• **Supplied entries**
## BEGIN
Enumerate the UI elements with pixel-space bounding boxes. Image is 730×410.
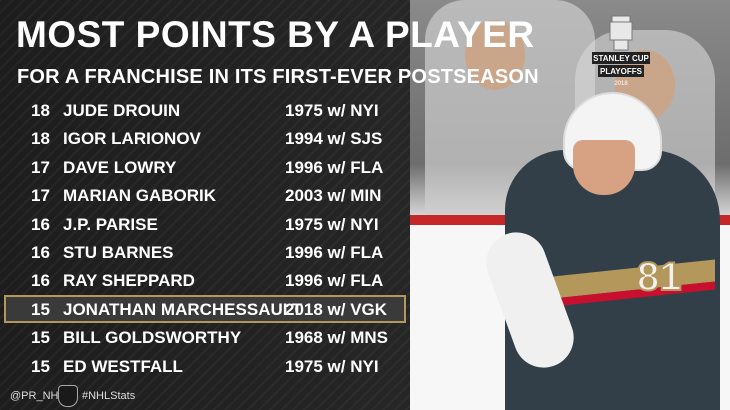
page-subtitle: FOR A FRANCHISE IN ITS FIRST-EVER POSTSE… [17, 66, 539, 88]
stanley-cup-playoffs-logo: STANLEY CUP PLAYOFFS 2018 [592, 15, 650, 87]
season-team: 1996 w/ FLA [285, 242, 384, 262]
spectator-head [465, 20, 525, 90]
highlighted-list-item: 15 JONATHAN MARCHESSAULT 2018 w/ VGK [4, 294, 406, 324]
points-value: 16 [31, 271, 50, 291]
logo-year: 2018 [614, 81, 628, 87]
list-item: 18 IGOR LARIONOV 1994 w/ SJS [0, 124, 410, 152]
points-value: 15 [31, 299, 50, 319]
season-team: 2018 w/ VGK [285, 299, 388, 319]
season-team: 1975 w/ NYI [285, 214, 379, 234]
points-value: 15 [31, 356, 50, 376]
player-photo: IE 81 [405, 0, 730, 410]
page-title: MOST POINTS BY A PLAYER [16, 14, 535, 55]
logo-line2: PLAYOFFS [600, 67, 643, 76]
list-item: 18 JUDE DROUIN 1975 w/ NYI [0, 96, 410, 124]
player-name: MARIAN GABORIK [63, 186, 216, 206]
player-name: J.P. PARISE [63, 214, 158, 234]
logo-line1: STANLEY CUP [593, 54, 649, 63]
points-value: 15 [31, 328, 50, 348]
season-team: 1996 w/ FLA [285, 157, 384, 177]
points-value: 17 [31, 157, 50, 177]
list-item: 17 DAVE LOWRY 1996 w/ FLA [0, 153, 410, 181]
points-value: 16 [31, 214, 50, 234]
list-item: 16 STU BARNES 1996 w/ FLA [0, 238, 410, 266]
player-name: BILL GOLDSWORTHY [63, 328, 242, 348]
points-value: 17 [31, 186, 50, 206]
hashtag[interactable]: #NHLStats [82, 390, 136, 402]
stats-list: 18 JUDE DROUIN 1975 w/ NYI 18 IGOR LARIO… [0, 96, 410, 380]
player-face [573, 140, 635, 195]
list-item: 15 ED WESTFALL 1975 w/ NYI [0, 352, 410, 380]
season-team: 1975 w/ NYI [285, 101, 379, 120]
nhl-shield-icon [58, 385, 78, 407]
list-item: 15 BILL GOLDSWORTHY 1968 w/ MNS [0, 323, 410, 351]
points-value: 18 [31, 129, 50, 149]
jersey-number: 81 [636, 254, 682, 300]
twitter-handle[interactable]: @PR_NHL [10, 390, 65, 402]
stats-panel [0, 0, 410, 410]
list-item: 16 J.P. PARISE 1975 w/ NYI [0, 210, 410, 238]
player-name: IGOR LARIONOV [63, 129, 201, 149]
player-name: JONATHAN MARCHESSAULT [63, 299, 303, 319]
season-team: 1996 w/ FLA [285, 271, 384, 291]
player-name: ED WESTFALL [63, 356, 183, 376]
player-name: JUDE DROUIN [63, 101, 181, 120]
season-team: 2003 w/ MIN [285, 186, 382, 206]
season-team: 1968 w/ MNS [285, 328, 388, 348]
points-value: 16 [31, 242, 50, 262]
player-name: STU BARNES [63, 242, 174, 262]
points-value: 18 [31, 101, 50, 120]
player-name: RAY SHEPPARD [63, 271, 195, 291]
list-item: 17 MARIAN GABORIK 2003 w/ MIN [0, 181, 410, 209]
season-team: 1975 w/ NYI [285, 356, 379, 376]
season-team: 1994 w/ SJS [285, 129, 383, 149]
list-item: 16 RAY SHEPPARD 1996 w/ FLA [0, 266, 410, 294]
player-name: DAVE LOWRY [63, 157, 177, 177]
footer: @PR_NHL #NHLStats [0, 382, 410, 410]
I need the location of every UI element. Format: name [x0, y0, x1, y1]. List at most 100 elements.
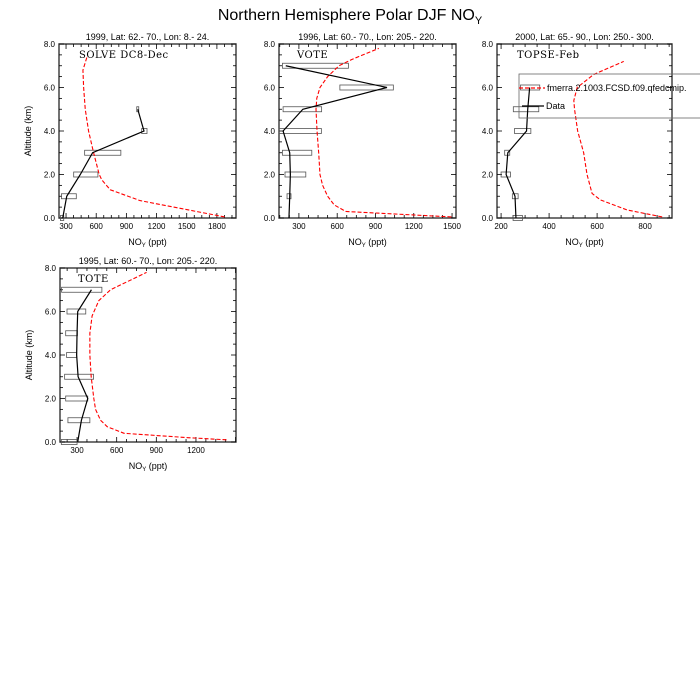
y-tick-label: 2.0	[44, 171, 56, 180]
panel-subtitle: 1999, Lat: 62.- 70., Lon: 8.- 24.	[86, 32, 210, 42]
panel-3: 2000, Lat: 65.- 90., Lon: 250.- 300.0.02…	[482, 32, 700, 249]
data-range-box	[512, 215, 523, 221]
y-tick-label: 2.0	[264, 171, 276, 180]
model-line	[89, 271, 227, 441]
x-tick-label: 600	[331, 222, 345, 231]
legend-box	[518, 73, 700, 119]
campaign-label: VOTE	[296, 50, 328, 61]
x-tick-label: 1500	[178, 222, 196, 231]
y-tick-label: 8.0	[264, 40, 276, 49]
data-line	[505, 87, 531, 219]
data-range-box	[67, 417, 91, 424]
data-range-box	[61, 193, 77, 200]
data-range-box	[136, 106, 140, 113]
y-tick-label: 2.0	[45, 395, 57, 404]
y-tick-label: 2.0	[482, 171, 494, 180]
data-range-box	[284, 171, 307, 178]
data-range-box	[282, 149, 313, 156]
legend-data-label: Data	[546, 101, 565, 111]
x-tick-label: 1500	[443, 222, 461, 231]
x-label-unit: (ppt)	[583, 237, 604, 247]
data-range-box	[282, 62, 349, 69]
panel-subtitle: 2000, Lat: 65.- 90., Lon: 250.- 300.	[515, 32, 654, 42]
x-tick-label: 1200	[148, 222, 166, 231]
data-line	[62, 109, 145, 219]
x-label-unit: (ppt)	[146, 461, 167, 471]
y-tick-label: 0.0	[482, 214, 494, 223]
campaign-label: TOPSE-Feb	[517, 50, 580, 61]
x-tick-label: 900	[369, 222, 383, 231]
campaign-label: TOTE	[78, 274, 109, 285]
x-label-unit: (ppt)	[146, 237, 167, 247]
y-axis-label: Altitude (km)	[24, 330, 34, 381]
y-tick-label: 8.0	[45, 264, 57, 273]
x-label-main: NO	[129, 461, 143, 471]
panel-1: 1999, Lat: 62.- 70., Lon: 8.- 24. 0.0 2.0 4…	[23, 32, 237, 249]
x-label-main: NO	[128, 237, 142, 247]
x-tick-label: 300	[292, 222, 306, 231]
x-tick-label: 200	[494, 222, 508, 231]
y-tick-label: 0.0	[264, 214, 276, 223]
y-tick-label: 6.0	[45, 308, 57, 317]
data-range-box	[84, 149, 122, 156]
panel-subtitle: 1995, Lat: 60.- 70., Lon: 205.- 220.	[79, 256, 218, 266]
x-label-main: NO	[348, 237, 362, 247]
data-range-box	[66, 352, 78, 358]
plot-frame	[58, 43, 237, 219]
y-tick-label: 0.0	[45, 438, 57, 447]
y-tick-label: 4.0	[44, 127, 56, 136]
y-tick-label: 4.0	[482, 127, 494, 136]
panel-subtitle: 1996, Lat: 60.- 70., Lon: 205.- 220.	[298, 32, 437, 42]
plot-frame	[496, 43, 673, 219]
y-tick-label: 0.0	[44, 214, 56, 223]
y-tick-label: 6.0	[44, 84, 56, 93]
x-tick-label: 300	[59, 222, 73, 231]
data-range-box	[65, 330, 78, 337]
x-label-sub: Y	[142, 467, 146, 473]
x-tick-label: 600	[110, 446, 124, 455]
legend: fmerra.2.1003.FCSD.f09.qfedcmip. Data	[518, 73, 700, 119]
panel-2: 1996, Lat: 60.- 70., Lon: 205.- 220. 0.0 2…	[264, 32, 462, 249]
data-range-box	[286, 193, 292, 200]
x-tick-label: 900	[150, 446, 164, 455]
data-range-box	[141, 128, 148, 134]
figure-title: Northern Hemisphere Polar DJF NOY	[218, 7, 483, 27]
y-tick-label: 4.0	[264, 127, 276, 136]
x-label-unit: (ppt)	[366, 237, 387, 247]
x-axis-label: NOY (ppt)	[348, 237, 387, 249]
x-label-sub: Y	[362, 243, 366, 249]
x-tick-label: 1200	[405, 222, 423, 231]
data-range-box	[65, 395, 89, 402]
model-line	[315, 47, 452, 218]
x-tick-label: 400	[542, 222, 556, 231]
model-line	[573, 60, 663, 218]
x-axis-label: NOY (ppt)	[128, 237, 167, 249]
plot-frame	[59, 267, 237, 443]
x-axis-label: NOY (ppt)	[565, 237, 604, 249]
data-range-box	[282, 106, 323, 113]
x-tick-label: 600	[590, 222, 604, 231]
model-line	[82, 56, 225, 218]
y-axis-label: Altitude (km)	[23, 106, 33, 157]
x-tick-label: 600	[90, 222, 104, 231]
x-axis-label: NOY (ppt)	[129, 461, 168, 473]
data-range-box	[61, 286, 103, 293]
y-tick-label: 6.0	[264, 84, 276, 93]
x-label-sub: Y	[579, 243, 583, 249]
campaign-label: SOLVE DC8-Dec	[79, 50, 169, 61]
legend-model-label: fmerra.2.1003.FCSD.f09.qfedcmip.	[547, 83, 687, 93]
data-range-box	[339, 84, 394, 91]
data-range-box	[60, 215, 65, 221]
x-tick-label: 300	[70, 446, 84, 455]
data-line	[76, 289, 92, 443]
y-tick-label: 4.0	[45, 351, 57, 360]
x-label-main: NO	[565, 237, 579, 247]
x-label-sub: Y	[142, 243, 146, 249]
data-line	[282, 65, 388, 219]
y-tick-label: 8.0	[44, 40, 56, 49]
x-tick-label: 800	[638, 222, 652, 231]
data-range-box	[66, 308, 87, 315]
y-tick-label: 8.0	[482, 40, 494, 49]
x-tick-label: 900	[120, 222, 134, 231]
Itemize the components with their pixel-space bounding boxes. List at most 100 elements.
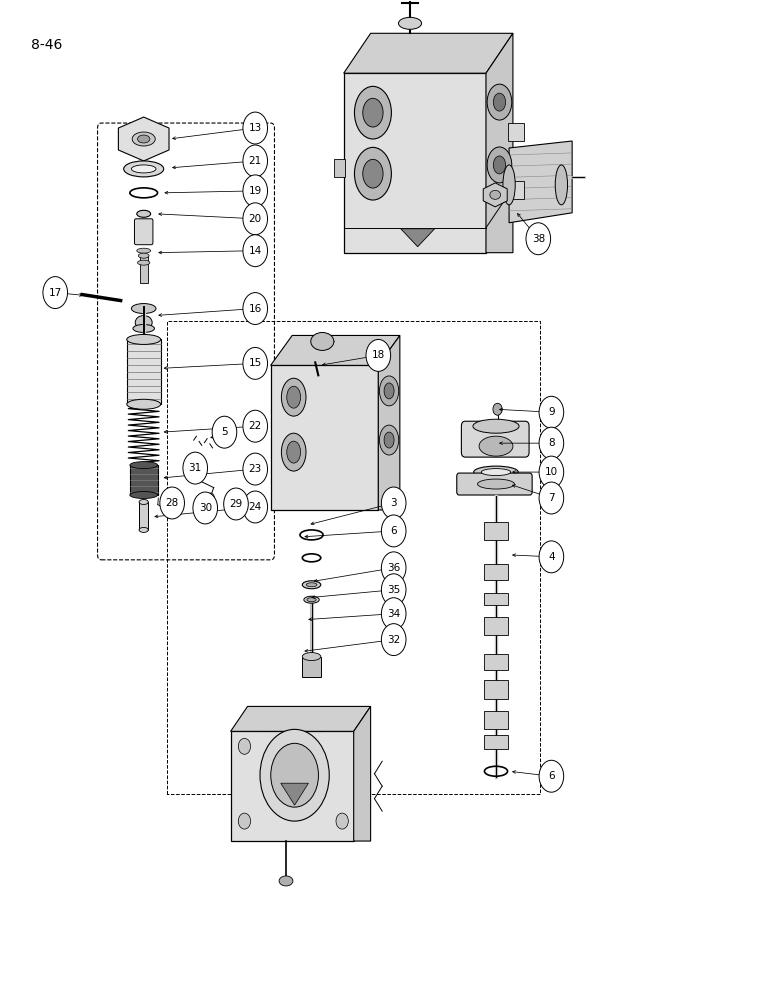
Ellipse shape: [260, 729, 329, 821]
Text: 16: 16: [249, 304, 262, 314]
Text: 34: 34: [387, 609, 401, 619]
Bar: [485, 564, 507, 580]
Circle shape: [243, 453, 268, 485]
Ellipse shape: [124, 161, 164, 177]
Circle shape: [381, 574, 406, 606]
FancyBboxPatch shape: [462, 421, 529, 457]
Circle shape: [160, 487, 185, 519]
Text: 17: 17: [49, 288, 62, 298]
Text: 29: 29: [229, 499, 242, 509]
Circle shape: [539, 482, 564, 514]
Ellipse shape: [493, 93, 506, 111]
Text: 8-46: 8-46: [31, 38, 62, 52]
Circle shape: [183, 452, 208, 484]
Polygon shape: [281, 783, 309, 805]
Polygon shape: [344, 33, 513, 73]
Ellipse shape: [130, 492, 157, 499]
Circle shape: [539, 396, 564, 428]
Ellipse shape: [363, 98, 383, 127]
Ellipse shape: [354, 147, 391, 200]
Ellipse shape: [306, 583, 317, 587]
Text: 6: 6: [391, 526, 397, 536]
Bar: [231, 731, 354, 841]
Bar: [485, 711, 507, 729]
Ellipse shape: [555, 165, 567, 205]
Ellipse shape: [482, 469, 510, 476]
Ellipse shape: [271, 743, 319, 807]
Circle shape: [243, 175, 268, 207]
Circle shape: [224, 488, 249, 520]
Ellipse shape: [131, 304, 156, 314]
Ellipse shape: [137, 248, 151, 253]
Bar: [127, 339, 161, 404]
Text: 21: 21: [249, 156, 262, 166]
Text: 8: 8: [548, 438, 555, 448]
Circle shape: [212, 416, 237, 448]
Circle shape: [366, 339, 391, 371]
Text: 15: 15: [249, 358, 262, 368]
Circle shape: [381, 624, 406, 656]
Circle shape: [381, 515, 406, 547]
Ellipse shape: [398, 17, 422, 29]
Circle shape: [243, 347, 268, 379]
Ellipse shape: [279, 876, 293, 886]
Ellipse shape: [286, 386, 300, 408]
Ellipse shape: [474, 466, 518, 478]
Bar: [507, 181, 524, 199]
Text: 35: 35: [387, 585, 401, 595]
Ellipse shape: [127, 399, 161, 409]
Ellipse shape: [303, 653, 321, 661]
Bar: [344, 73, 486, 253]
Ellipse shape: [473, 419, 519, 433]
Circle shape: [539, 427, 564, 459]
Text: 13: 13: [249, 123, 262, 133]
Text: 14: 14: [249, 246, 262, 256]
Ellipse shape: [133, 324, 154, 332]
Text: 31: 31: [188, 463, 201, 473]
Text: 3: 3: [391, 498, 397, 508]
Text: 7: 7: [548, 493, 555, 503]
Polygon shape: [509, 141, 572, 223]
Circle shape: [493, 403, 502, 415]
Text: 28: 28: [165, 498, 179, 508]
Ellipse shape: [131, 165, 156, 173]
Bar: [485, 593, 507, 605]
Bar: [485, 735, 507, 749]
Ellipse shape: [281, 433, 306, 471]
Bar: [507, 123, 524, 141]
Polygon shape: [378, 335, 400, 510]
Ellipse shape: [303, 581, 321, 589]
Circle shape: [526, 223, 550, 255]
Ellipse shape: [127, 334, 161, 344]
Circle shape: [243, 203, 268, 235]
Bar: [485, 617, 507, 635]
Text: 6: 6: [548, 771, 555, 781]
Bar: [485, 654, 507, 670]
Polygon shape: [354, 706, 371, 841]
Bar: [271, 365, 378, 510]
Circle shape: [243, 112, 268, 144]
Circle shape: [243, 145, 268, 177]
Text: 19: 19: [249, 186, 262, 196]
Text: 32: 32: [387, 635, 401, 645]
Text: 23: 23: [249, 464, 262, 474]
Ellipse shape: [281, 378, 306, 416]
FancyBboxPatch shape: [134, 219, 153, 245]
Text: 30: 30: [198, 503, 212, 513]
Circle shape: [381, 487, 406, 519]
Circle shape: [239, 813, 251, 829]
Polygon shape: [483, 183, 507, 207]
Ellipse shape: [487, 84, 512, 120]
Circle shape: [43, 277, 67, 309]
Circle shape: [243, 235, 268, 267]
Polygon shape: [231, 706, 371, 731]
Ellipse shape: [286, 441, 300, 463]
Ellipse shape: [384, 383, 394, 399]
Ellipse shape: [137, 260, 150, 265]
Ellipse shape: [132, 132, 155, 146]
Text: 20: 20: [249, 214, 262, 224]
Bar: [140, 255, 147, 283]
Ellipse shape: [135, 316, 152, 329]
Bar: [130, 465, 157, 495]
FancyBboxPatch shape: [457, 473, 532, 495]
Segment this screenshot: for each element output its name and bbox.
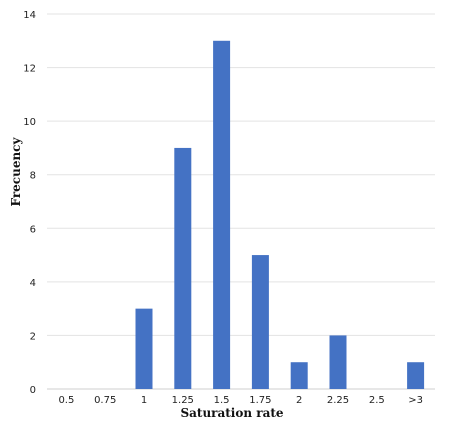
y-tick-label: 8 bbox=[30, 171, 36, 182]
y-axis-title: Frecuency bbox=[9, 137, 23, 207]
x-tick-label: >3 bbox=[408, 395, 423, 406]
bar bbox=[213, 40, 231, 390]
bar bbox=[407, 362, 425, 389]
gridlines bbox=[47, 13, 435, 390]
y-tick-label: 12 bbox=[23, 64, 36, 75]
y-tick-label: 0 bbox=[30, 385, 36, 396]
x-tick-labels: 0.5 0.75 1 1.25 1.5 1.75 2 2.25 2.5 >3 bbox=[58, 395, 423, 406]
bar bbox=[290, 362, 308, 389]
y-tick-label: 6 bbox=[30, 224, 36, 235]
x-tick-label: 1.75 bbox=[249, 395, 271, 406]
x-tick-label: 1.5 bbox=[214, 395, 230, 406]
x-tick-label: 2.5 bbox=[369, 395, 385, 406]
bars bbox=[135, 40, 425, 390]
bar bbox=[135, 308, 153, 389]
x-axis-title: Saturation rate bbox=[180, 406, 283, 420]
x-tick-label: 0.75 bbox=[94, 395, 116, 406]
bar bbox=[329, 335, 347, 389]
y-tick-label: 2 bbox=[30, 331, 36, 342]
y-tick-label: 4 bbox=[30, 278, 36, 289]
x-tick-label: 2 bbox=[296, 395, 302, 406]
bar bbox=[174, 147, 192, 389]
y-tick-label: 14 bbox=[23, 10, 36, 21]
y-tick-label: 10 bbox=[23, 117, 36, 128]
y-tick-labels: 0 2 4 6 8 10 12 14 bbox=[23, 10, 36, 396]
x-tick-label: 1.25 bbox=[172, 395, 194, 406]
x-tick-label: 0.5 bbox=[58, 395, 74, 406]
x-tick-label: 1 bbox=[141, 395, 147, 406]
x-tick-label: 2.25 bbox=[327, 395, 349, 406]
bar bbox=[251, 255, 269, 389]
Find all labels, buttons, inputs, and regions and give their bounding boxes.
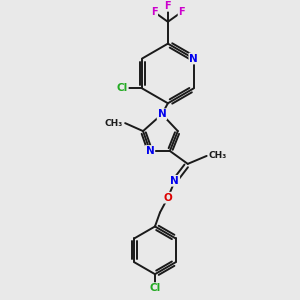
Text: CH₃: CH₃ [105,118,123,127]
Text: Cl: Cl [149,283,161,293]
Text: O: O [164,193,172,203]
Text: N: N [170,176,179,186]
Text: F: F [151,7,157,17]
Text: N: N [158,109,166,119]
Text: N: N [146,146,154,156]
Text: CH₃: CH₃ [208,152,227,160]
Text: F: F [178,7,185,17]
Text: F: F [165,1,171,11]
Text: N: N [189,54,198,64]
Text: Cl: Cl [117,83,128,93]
## END
• **Exercise**
Which lines in the data above contain the string "LARIONOV"? Pull out each matching line in full, treating uppercase and lowercase as different.

• **Written answer**
list-item: 18 IGOR LARIONOV 1994 w/ SJS [0, 124, 410, 152]
player-name: IGOR LARIONOV [63, 129, 201, 149]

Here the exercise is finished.